DATA FOR THE TASK:
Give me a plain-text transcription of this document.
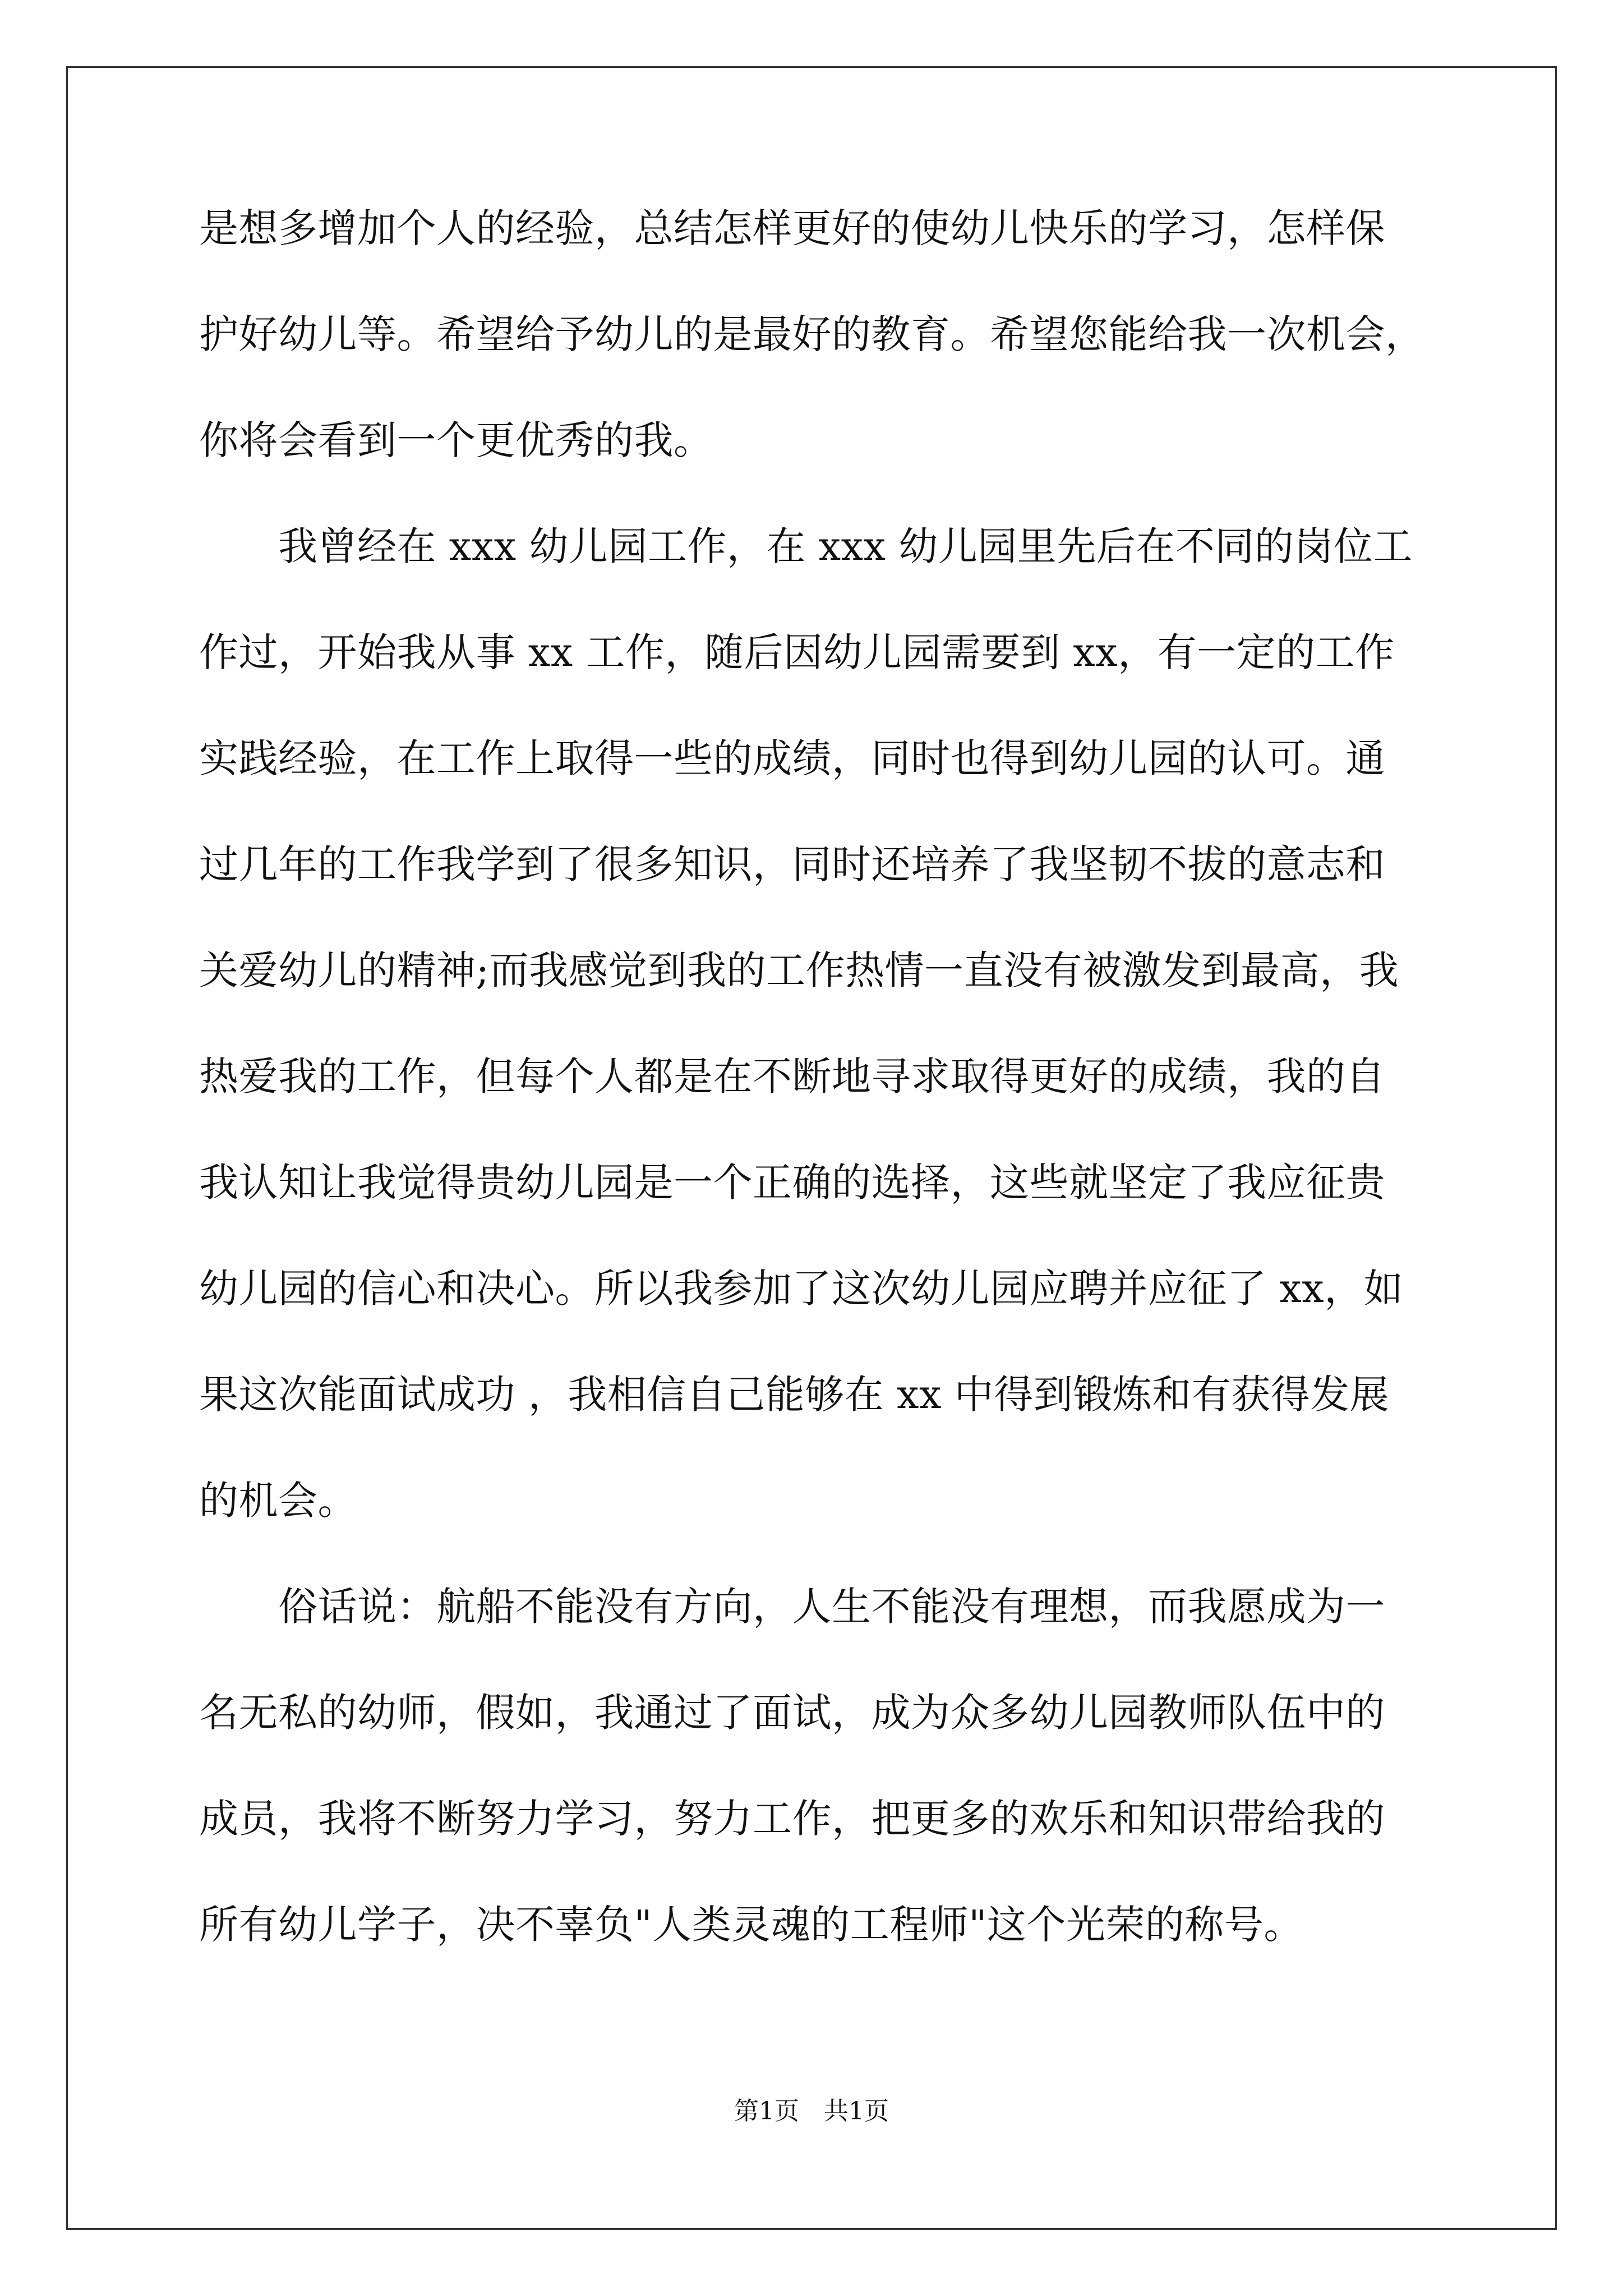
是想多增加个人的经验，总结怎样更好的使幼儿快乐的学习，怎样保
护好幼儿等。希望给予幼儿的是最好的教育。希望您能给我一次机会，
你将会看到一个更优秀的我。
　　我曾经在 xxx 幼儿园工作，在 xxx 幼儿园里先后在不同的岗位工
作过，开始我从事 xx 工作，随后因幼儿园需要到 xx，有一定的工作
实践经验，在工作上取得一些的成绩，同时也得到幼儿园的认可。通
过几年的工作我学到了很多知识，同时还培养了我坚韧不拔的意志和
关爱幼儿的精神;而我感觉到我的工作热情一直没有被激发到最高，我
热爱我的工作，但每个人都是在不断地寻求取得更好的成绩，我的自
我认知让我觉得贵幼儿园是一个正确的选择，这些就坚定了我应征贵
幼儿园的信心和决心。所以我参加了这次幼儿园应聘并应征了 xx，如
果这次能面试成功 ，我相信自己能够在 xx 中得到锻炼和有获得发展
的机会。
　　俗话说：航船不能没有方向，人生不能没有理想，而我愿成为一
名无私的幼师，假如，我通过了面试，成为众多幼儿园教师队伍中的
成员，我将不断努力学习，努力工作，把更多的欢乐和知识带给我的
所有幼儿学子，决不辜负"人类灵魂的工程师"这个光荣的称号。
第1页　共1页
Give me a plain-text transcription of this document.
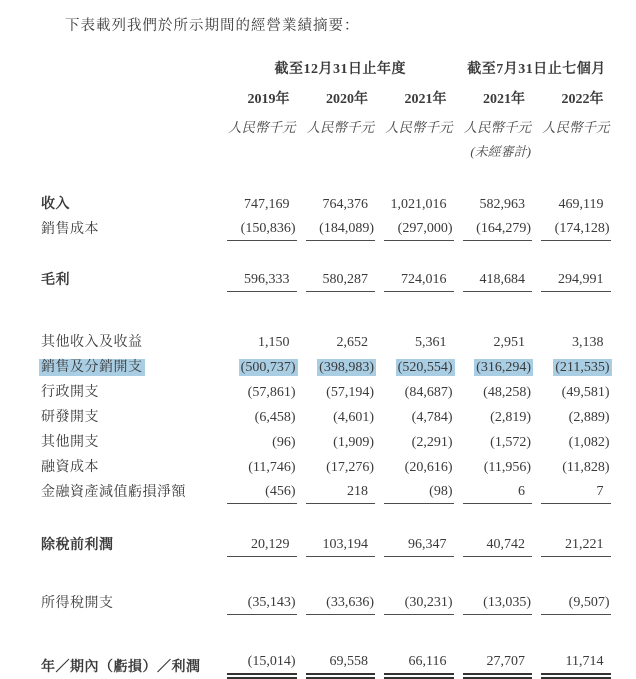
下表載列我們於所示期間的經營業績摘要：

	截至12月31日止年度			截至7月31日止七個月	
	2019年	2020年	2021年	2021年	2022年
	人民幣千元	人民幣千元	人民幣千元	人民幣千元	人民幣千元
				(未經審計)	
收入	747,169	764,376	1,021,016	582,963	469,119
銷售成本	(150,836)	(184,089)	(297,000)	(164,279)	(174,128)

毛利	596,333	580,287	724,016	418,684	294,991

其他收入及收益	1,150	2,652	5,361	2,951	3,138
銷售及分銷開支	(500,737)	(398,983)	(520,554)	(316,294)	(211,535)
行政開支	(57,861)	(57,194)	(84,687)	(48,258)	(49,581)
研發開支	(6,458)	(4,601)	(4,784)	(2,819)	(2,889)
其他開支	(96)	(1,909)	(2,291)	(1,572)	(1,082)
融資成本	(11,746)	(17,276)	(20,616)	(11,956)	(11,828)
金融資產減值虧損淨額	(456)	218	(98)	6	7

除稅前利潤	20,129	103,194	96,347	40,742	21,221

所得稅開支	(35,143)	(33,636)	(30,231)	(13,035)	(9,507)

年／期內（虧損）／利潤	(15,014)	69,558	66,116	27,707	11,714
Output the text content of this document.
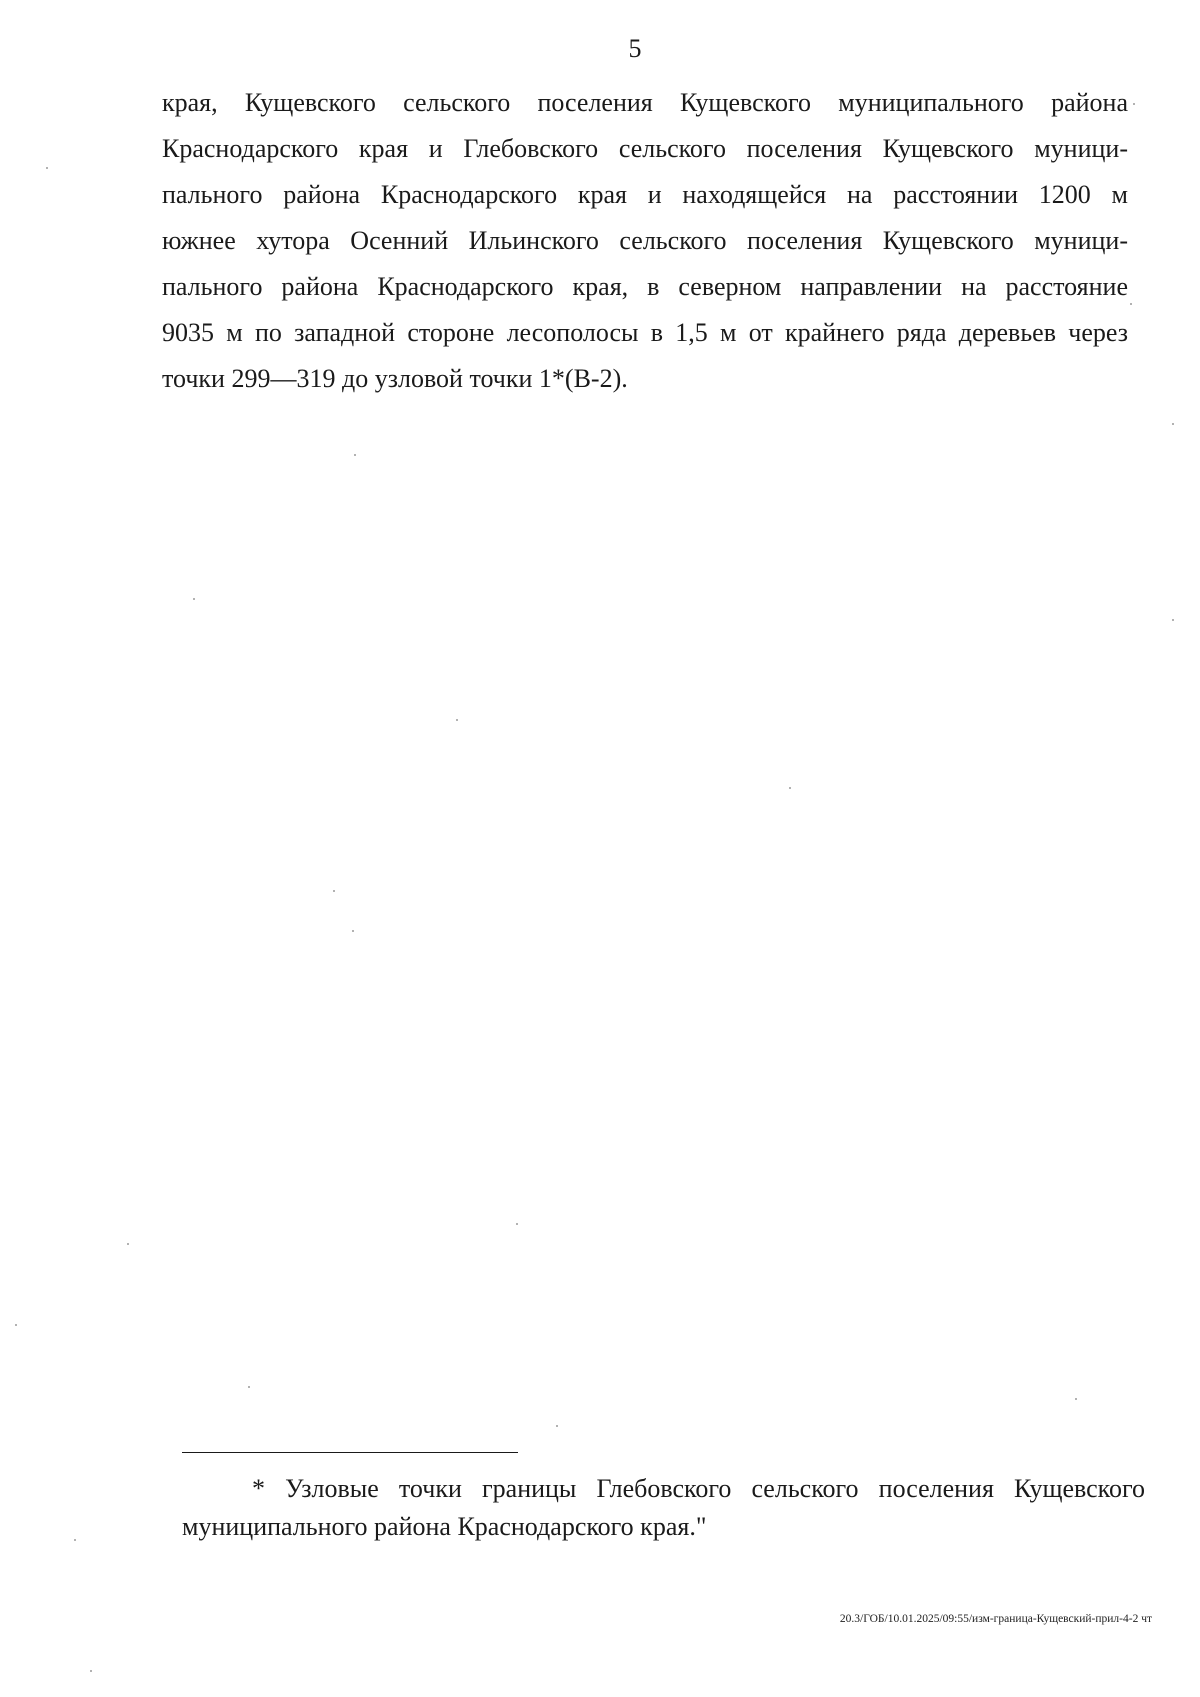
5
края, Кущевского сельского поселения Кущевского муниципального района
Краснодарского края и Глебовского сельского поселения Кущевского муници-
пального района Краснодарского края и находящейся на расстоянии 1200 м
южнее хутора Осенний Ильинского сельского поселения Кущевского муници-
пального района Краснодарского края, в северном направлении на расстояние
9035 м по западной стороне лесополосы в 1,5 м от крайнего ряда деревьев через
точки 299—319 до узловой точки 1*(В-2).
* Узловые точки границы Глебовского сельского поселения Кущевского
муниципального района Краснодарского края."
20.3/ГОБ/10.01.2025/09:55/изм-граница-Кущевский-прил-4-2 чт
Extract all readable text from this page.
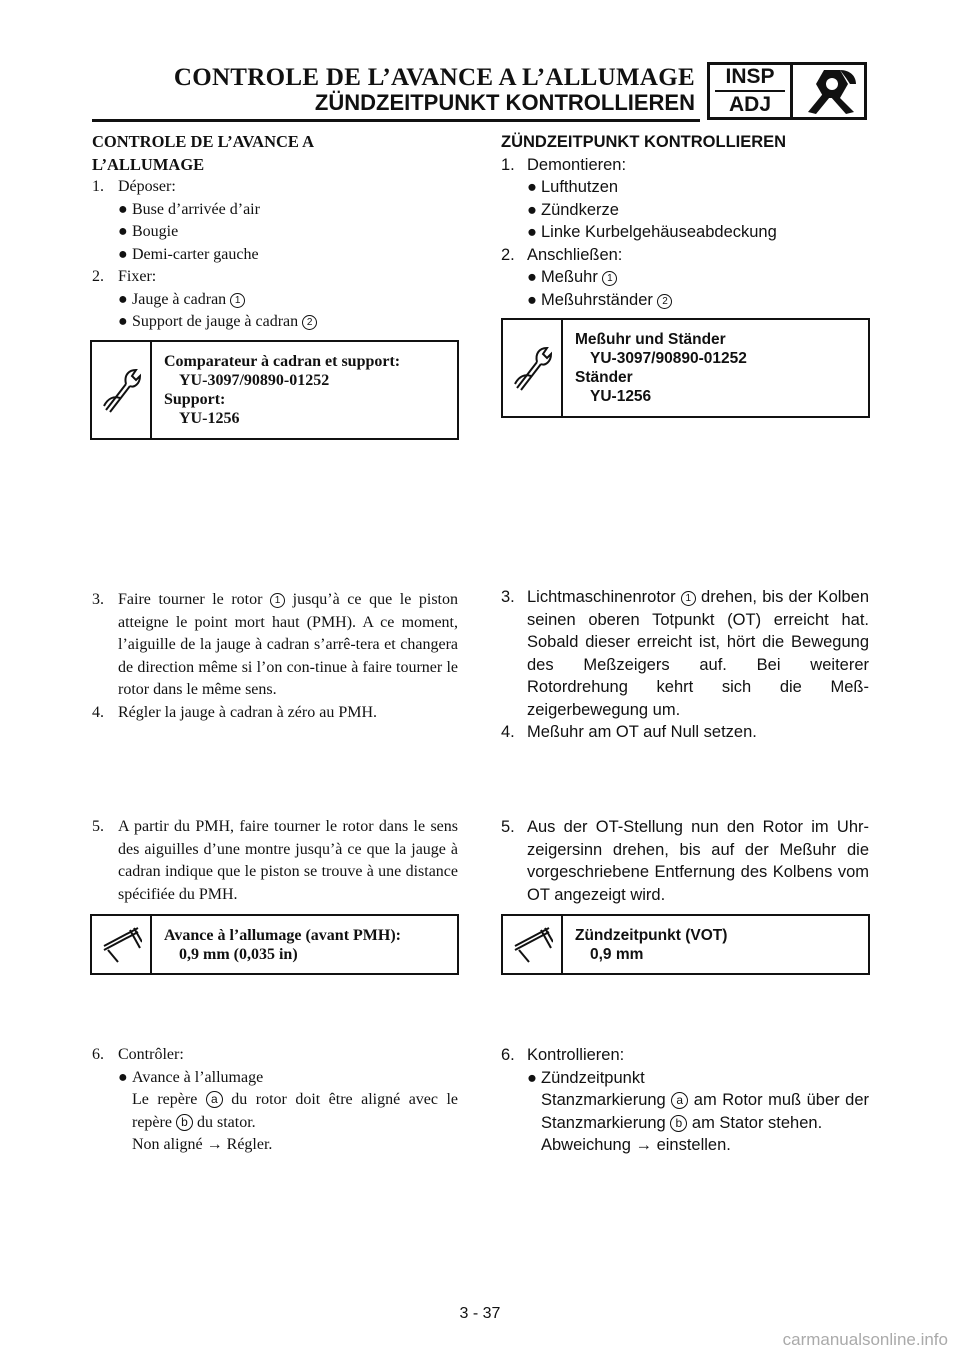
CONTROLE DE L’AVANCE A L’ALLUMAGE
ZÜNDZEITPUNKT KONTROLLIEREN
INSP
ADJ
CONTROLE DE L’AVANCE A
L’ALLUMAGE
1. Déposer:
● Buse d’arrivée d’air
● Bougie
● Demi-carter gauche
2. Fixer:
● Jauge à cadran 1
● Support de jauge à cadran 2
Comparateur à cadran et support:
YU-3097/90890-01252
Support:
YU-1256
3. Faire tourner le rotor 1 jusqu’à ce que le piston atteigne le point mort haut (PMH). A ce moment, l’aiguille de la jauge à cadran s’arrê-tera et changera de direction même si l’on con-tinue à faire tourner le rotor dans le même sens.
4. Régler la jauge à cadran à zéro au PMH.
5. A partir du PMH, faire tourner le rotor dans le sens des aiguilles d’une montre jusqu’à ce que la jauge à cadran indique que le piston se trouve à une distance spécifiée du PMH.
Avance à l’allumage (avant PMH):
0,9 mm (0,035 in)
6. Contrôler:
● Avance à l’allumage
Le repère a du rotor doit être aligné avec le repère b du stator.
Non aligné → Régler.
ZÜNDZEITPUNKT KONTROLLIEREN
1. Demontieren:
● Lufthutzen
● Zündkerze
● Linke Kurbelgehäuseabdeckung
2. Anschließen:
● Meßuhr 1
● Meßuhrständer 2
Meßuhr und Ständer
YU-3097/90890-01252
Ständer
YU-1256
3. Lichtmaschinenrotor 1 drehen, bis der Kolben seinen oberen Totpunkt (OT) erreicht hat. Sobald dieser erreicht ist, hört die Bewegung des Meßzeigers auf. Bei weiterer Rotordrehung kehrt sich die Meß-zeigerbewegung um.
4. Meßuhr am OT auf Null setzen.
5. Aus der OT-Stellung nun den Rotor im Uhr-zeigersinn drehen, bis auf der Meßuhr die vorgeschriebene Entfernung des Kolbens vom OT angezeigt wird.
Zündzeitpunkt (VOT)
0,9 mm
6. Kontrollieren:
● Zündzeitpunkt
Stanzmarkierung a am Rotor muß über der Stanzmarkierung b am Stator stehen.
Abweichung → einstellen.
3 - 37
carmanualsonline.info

TASK:
Copy out the lines in which the string "dans" appears.

FINAL RESULT:
3. Faire tourner le rotor 1 jusqu’à ce que le piston atteigne le point mort haut (PMH). A ce moment, l’aiguille de la jauge à cadran s’arrê-tera et changera de direction même si l’on con-tinue à faire tourner le rotor dans le même sens.
5. A partir du PMH, faire tourner le rotor dans le sens des aiguilles d’une montre jusqu’à ce que la jauge à cadran indique que le piston se trouve à une distance spécifiée du PMH.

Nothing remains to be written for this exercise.